On Thursday, Jan 23, 2003, at 09:53 US/Eastern, Julian Reschke wrote:

>> From: uri-request@w3.org [mailto:uri-request@w3.org]On Behalf Of Tim
>> Berners-Lee
>> Sent: Thursday, January 23, 2003 2:25 PM
>> To: uri@w3.org
>> Cc: www-tag@w3.org
>> Subject: Rationalizing the term URI
>> I would very much like us to take the opportunity to clean up the
> terminology
>> on the URI spec which has confused people.  It is my considered 
>> opinion
> that
>> this would be far preferable:
>> URI  - the actual identifier string, with or without a #fragid.
>> URI reference - a string used in a language to specify a URI, for 
>> which
>> relative form may be used where a base exists. ((This is not the  
>> only way
> of
>> specifying the value of a URI - one can use various
>> character sets, namespace prefixes, etc))
>> The spec would do well to define the function from  base and 
>> reference to
>> URI and back again
>>     rel(u, base)      and abs(u, bae)
>> and to point out that you can use abs(rel(u, base), base) for u in all
>> circumstances.
> Well.
> 1) I think it's an extremely bad idea to simply change the definition 
> of the
> term, because it will negatively affect tons of other 
> RFCs/recommendations.
> If you need a simple term to talk about URIs + optional fragment, 
> define a
> new one.

In fact, specifications of languages which call out URIs actually call
out (and indeed should always call out) the uri reference production.
This definition remains unchanged.

▶ **Rows**
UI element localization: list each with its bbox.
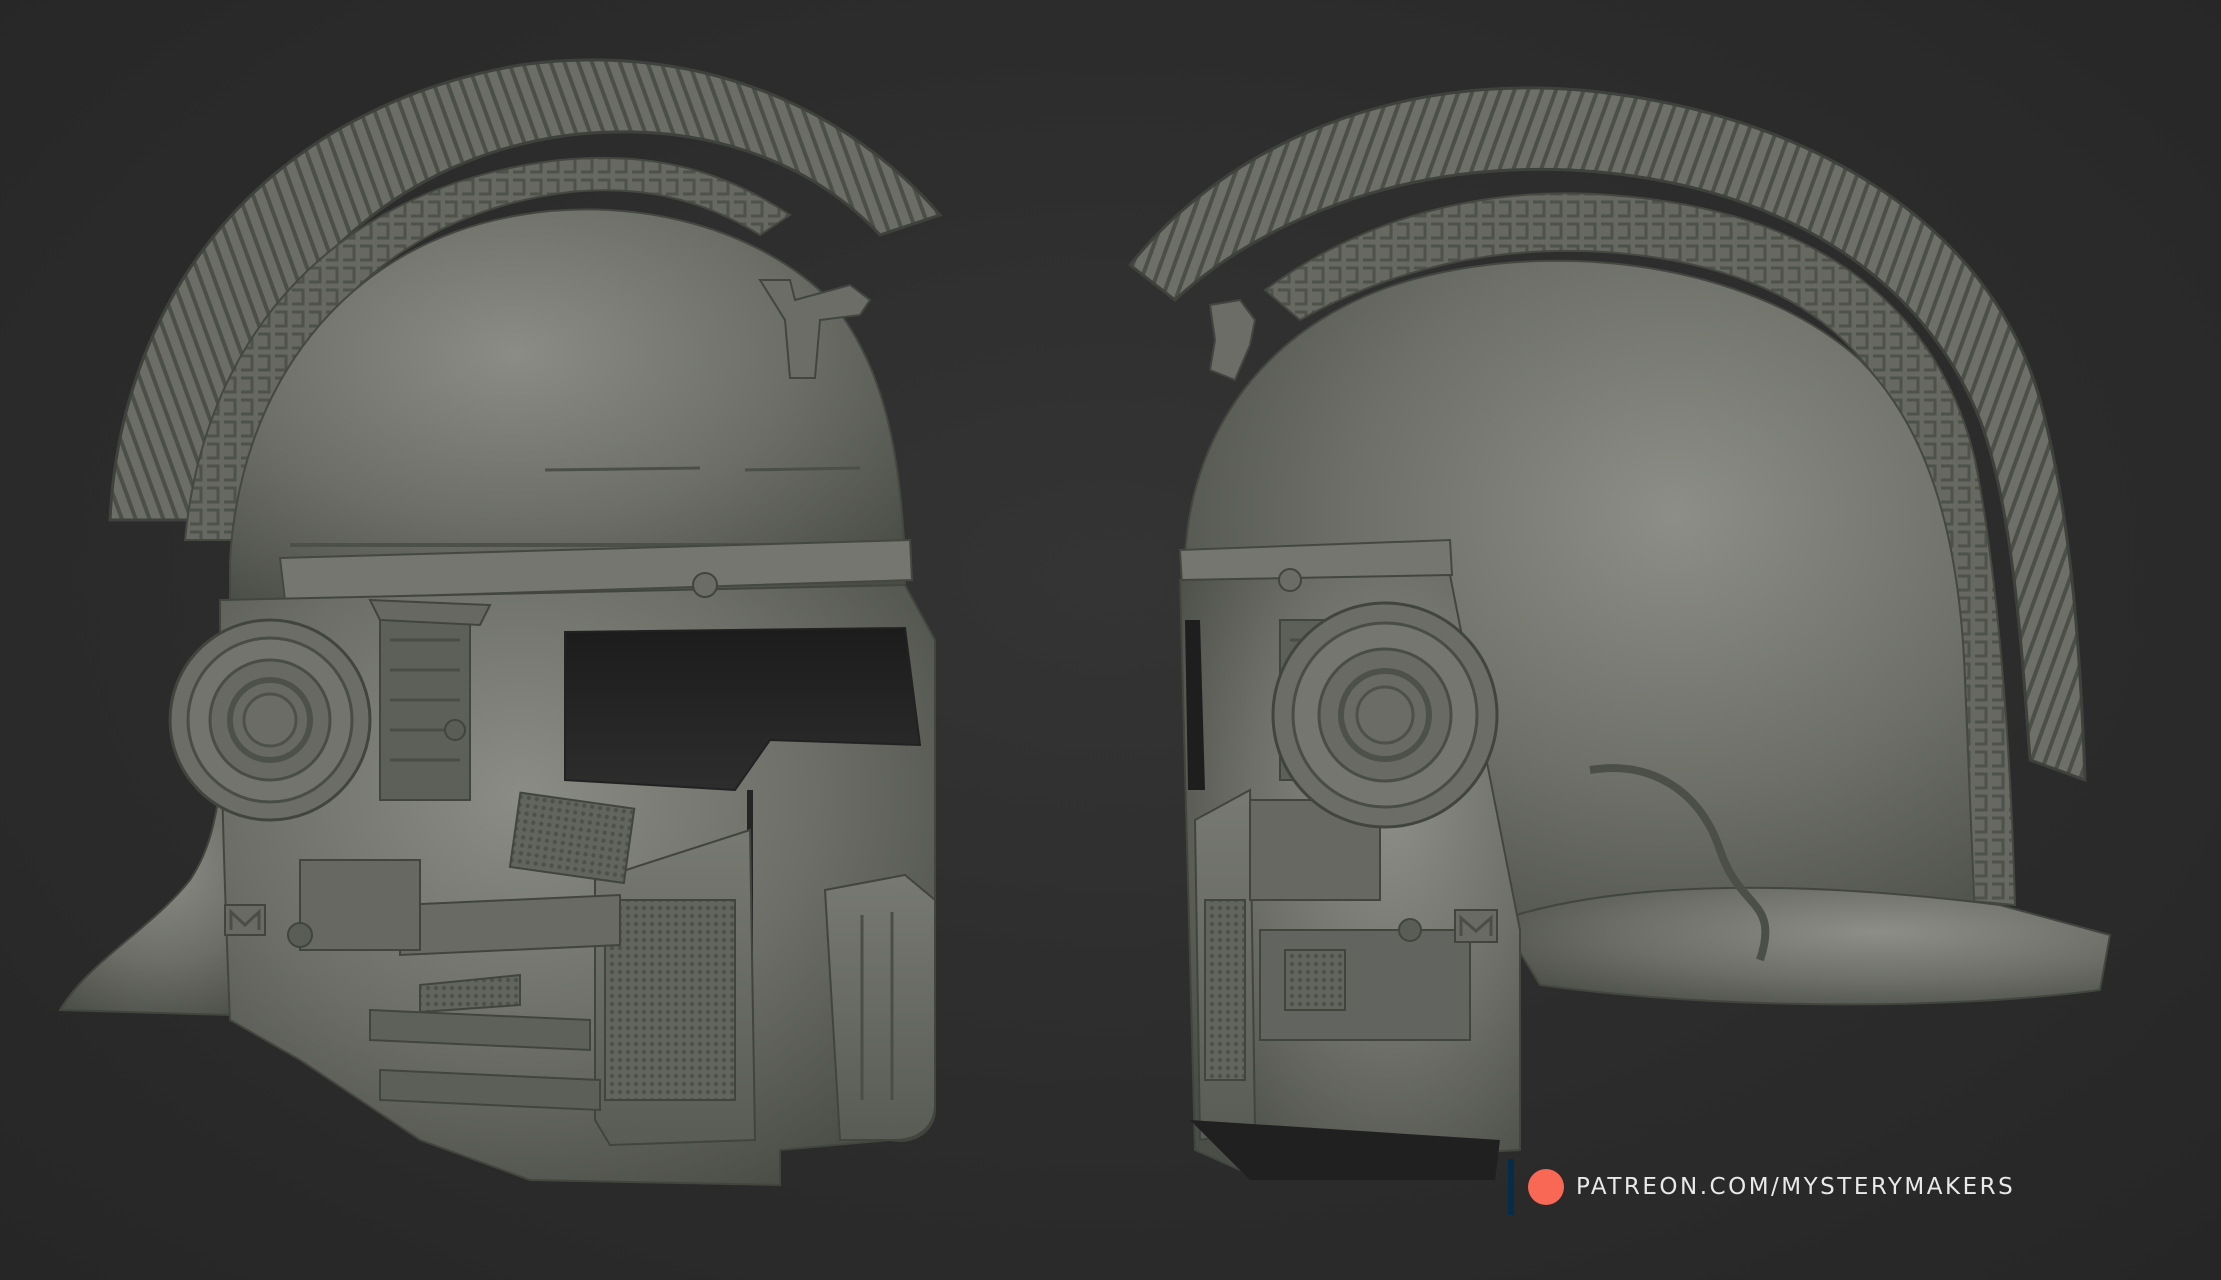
crest-clip-right xyxy=(1208,298,1257,382)
render-canvas: PATREON.COM/MYSTERYMAKERS xyxy=(0,0,2221,1280)
neck-guard-right xyxy=(1498,886,2112,1006)
ear-disc-left xyxy=(168,618,372,822)
watermark-text: PATREON.COM/MYSTERYMAKERS xyxy=(1576,1174,2016,1200)
helmet-right-profile xyxy=(1127,86,2112,1180)
helmet-renders xyxy=(58,58,2112,1187)
patreon-logo-icon xyxy=(1528,1169,1564,1205)
patreon-logo-bar xyxy=(1508,1159,1514,1215)
patreon-watermark: PATREON.COM/MYSTERYMAKERS xyxy=(1508,1158,2015,1216)
ear-disc-right xyxy=(1271,601,1499,829)
helmet-left-profile xyxy=(58,58,943,1187)
chin-guard-left xyxy=(823,873,936,1141)
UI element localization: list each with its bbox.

▶ **Instructions to follow**
Can you reproduce the URI email word for word, from "In fact, specifications" to "definition remains unchanged."? The data above stands apart from the URI email.

▶ **Written solution**
In fact, specifications of languages which call out URIs actually call
out (and indeed should always call out) the uri reference production.
This definition remains unchanged.